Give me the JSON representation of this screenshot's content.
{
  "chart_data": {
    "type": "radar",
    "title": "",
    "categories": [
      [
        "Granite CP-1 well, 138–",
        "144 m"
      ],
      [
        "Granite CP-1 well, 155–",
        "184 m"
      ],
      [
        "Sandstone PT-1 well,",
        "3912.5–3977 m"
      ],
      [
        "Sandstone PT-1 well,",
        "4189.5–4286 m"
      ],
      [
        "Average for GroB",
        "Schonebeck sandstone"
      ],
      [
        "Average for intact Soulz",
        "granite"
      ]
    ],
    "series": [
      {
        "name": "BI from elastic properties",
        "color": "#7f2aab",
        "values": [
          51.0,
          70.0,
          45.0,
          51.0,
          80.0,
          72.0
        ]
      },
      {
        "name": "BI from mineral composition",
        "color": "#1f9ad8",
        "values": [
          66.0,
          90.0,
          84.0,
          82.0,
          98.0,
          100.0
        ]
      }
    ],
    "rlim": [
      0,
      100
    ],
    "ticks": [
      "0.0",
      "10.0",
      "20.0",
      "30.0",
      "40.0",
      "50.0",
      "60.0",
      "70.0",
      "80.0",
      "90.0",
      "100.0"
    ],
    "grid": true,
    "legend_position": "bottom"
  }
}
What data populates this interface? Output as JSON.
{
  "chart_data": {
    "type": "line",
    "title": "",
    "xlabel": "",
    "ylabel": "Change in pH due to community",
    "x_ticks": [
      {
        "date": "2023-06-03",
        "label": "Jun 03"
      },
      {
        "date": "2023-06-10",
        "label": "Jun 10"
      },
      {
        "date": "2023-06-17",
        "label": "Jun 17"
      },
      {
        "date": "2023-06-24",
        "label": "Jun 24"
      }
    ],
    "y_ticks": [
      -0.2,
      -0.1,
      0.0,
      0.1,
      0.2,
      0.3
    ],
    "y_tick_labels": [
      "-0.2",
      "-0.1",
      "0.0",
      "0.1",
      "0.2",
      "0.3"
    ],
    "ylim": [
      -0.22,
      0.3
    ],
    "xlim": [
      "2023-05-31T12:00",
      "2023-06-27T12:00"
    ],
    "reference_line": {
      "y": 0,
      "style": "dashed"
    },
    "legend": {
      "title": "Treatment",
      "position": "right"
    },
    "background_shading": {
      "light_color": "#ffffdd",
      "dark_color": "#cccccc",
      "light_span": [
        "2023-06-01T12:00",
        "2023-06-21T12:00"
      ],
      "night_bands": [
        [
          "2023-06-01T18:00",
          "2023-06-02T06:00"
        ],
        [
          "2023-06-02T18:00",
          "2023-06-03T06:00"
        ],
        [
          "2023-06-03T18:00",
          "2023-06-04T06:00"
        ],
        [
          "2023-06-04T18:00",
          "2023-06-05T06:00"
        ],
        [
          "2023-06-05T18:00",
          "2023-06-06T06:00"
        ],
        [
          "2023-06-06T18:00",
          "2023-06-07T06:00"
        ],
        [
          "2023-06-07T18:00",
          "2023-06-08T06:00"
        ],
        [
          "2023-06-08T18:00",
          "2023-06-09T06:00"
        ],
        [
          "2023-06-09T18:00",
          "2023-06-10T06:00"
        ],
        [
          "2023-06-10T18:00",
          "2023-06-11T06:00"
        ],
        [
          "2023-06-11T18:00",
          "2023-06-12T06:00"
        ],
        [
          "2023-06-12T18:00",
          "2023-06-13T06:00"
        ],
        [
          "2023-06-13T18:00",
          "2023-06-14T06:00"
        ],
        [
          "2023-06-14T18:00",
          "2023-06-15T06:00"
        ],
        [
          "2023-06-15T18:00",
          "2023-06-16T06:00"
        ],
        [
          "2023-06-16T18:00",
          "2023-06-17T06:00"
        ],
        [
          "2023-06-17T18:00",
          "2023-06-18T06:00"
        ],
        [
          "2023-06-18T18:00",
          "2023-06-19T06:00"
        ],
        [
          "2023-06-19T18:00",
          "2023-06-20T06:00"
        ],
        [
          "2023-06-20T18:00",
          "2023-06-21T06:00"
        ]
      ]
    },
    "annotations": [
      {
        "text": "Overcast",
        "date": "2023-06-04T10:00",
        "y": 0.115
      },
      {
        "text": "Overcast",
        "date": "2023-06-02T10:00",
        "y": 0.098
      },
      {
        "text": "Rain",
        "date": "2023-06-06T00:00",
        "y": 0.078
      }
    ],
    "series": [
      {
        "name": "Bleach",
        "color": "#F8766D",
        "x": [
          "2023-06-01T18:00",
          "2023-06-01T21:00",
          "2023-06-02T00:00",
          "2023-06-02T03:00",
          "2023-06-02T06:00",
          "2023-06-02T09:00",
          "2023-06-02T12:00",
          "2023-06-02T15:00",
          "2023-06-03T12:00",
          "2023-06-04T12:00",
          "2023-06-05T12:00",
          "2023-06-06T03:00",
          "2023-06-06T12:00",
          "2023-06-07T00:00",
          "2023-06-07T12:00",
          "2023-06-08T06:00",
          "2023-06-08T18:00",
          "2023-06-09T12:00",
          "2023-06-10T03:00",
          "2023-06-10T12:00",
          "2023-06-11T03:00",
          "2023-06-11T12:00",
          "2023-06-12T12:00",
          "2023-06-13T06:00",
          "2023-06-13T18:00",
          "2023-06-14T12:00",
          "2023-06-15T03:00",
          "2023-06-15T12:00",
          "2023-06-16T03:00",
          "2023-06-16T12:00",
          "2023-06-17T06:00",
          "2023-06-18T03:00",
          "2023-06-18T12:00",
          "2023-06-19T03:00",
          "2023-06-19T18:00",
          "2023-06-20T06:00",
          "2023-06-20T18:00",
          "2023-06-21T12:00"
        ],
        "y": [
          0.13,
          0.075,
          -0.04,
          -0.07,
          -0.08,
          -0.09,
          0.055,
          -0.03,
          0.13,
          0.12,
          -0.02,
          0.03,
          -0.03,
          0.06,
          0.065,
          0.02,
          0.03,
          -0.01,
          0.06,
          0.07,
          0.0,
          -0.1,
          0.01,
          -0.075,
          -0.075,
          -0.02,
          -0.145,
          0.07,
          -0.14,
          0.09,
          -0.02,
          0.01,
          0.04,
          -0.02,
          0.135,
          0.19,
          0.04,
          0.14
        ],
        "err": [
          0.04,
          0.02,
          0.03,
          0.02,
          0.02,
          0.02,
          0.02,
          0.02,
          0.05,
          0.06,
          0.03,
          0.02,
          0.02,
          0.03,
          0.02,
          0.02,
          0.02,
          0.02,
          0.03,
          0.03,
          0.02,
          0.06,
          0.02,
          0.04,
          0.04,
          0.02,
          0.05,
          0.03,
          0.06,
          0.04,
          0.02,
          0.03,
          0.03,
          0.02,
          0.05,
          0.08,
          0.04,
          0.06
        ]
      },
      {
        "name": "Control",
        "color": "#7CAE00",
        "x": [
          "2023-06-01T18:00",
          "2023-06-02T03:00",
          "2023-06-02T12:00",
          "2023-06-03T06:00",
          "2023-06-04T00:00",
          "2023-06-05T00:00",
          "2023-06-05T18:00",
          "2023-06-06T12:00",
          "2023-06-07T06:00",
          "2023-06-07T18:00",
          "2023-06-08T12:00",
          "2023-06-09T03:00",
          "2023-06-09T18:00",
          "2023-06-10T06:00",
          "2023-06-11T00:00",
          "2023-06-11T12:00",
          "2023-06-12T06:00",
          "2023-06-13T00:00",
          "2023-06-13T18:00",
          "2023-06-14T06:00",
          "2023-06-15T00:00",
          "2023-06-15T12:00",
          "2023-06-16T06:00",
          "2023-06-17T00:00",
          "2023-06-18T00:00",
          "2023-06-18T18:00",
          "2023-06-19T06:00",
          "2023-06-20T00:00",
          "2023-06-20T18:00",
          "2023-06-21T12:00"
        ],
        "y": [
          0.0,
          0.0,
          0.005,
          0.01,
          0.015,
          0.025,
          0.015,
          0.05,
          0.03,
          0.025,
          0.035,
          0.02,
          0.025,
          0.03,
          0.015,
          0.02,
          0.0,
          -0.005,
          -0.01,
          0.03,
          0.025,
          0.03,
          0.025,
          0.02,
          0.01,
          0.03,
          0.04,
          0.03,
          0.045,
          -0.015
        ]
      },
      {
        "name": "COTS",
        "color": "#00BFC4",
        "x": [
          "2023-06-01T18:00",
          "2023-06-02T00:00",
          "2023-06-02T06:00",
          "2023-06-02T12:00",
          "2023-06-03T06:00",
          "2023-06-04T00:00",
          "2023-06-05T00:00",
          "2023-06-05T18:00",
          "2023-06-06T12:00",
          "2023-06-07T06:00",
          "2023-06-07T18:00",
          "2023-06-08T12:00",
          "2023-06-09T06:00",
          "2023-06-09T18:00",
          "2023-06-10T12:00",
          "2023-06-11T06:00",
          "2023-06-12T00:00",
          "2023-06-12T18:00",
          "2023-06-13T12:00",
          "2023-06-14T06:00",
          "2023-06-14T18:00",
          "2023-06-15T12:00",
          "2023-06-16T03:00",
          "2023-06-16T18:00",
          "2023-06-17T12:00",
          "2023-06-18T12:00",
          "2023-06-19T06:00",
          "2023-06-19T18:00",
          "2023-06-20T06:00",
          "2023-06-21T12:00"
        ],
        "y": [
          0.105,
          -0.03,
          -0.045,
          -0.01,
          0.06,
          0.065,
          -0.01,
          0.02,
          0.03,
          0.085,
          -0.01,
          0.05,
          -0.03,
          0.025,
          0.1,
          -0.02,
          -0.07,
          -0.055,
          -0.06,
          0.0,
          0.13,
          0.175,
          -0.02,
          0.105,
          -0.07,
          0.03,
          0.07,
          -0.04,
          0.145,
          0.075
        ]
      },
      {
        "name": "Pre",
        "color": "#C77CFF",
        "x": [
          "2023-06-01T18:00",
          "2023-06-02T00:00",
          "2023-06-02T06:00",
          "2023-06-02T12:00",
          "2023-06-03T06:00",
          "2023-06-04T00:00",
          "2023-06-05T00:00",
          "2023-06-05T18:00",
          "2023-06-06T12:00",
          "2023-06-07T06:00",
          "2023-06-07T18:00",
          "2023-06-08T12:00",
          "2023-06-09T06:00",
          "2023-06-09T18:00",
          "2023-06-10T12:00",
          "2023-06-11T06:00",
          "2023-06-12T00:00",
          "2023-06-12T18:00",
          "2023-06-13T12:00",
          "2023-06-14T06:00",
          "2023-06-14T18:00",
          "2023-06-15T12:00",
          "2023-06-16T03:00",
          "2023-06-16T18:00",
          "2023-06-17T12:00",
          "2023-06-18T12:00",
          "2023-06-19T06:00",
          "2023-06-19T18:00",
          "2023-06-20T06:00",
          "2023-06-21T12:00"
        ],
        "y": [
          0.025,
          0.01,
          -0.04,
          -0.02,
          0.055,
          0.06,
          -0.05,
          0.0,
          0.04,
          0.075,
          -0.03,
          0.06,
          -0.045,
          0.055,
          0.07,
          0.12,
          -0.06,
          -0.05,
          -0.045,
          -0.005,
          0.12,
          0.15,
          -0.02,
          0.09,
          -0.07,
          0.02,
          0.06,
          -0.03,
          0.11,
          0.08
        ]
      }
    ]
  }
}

□ □ □ □

[REQUIRED WORK]
Return the lines of the records that include the string "this".

[THE ANSWER]
Give me the JSON representation of this screenshot's content.
What data populates this interface? Output as JSON.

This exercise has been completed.